=== Dataset records ===
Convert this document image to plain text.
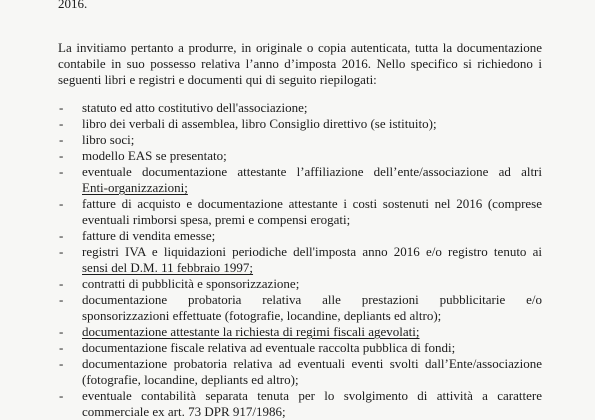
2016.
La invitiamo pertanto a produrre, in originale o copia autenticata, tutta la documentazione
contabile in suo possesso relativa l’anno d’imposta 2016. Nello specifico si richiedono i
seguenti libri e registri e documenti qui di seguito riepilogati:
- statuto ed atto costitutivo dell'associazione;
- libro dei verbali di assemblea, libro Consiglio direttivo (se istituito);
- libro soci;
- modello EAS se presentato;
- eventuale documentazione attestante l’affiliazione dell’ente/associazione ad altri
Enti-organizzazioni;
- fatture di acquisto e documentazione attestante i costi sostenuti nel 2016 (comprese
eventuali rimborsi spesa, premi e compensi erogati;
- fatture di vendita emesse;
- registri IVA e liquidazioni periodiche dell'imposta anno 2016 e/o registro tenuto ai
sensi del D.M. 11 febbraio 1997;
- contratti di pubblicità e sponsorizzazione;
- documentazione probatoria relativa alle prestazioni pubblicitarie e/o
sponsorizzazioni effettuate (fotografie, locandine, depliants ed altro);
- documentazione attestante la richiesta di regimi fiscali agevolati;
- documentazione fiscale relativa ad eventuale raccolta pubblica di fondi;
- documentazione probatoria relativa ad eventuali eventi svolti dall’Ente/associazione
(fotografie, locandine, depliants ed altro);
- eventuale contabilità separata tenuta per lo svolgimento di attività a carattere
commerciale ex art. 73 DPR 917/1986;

...

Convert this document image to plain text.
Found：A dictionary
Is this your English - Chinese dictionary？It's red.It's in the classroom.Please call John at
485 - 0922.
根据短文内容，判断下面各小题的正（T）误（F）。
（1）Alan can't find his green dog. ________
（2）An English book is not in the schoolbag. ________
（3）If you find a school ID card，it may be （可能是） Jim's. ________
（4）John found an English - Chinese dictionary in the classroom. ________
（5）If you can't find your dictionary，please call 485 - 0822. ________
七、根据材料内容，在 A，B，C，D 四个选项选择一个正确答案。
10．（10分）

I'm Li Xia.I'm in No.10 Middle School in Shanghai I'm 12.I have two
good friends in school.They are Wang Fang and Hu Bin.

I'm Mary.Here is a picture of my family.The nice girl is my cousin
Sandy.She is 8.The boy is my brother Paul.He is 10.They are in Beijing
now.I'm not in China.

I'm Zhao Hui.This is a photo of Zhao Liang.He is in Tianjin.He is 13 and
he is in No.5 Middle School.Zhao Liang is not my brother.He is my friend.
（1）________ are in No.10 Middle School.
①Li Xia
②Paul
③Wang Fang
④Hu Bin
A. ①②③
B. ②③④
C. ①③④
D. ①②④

=== What to produce ===
Look through the listing above. Pick out each line with "classroom" and copy it.

=== Output for this task ===
Is this your English - Chinese dictionary？It's red.It's in the classroom.Please call John at
（4）John found an English - Chinese dictionary in the classroom. ________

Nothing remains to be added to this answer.